[Aim of the exercise]: Repeat the whole of the data, keeping every detail the same.

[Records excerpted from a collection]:
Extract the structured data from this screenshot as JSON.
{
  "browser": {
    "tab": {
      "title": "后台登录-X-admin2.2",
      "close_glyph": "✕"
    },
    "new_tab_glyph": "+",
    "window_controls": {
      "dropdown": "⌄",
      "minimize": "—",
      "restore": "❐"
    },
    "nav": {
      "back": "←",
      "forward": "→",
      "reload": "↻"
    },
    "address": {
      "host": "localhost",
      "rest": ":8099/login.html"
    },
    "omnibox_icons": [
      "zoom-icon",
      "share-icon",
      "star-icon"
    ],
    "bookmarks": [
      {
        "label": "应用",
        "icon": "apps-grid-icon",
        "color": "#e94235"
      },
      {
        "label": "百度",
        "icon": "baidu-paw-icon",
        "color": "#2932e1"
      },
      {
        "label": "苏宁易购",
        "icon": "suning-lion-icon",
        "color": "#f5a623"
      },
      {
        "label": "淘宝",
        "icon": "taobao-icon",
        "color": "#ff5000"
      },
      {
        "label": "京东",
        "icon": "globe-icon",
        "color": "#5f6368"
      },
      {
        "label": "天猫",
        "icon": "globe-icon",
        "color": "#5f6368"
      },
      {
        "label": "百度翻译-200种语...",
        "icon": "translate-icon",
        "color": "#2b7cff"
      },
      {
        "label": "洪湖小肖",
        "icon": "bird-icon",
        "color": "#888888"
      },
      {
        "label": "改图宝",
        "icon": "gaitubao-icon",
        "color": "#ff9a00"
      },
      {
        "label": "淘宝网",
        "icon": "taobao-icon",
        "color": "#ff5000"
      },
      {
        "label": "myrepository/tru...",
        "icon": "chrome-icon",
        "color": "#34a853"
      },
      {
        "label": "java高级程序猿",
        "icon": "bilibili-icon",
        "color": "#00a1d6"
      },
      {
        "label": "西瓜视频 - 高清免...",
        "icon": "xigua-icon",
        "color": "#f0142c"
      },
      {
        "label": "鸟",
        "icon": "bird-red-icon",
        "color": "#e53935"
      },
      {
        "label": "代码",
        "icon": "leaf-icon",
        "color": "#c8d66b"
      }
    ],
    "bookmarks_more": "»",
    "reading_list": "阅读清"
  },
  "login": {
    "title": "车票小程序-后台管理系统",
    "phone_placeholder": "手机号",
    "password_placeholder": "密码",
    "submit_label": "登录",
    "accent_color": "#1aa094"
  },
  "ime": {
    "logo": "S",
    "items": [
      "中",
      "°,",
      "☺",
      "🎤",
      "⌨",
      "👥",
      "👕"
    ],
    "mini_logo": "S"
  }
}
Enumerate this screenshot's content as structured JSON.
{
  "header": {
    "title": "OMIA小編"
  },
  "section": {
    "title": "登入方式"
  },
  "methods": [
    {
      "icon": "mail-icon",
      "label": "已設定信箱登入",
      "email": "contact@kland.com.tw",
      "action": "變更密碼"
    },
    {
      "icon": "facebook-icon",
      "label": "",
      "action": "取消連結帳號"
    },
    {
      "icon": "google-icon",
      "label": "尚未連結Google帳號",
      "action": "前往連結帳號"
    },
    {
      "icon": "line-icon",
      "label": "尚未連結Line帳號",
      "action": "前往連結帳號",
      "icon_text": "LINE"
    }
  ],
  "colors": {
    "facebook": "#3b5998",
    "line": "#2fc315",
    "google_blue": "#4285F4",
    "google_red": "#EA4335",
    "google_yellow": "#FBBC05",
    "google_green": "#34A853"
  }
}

[Solution]:
Extract the structured data from this screenshot as JSON.
{
  "browser": {
    "tab": {
      "title": "后台登录-X-admin2.2",
      "close_glyph": "✕"
    },
    "new_tab_glyph": "+",
    "window_controls": {
      "dropdown": "⌄",
      "minimize": "—",
      "restore": "❐"
    },
    "nav": {
      "back": "←",
      "forward": "→",
      "reload": "↻"
    },
    "address": {
      "host": "localhost",
      "rest": ":8099/login.html"
    },
    "omnibox_icons": [
      "zoom-icon",
      "share-icon",
      "star-icon"
    ],
    "bookmarks": [
      {
        "label": "应用",
        "icon": "apps-grid-icon",
        "color": "#e94235"
      },
      {
        "label": "百度",
        "icon": "baidu-paw-icon",
        "color": "#2932e1"
      },
      {
        "label": "苏宁易购",
        "icon": "suning-lion-icon",
        "color": "#f5a623"
      },
      {
        "label": "淘宝",
        "icon": "taobao-icon",
        "color": "#ff5000"
      },
      {
        "label": "京东",
        "icon": "globe-icon",
        "color": "#5f6368"
      },
      {
        "label": "天猫",
        "icon": "globe-icon",
        "color": "#5f6368"
      },
      {
        "label": "百度翻译-200种语...",
        "icon": "translate-icon",
        "color": "#2b7cff"
      },
      {
        "label": "洪湖小肖",
        "icon": "bird-icon",
        "color": "#888888"
      },
      {
        "label": "改图宝",
        "icon": "gaitubao-icon",
        "color": "#ff9a00"
      },
      {
        "label": "淘宝网",
        "icon": "taobao-icon",
        "color": "#ff5000"
      },
      {
        "label": "myrepository/tru...",
        "icon": "chrome-icon",
        "color": "#34a853"
      },
      {
        "label": "java高级程序猿",
        "icon": "bilibili-icon",
        "color": "#00a1d6"
      },
      {
        "label": "西瓜视频 - 高清免...",
        "icon": "xigua-icon",
        "color": "#f0142c"
      },
      {
        "label": "鸟",
        "icon": "bird-red-icon",
        "color": "#e53935"
      },
      {
        "label": "代码",
        "icon": "leaf-icon",
        "color": "#c8d66b"
      }
    ],
    "bookmarks_more": "»",
    "reading_list": "阅读清"
  },
  "login": {
    "title": "车票小程序-后台管理系统",
    "phone_placeholder": "手机号",
    "password_placeholder": "密码",
    "submit_label": "登录",
    "accent_color": "#1aa094"
  },
  "ime": {
    "logo": "S",
    "items": [
      "中",
      "°,",
      "☺",
      "🎤",
      "⌨",
      "👥",
      "👕"
    ],
    "mini_logo": "S"
  }
}
Enumerate this screenshot's content as structured JSON.
{
  "header": {
    "title": "OMIA小編"
  },
  "section": {
    "title": "登入方式"
  },
  "methods": [
    {
      "icon": "mail-icon",
      "label": "已設定信箱登入",
      "email": "contact@kland.com.tw",
      "action": "變更密碼"
    },
    {
      "icon": "facebook-icon",
      "label": "",
      "action": "取消連結帳號"
    },
    {
      "icon": "google-icon",
      "label": "尚未連結Google帳號",
      "action": "前往連結帳號"
    },
    {
      "icon": "line-icon",
      "label": "尚未連結Line帳號",
      "action": "前往連結帳號",
      "icon_text": "LINE"
    }
  ],
  "colors": {
    "facebook": "#3b5998",
    "line": "#2fc315",
    "google_blue": "#4285F4",
    "google_red": "#EA4335",
    "google_yellow": "#FBBC05",
    "google_green": "#34A853"
  }
}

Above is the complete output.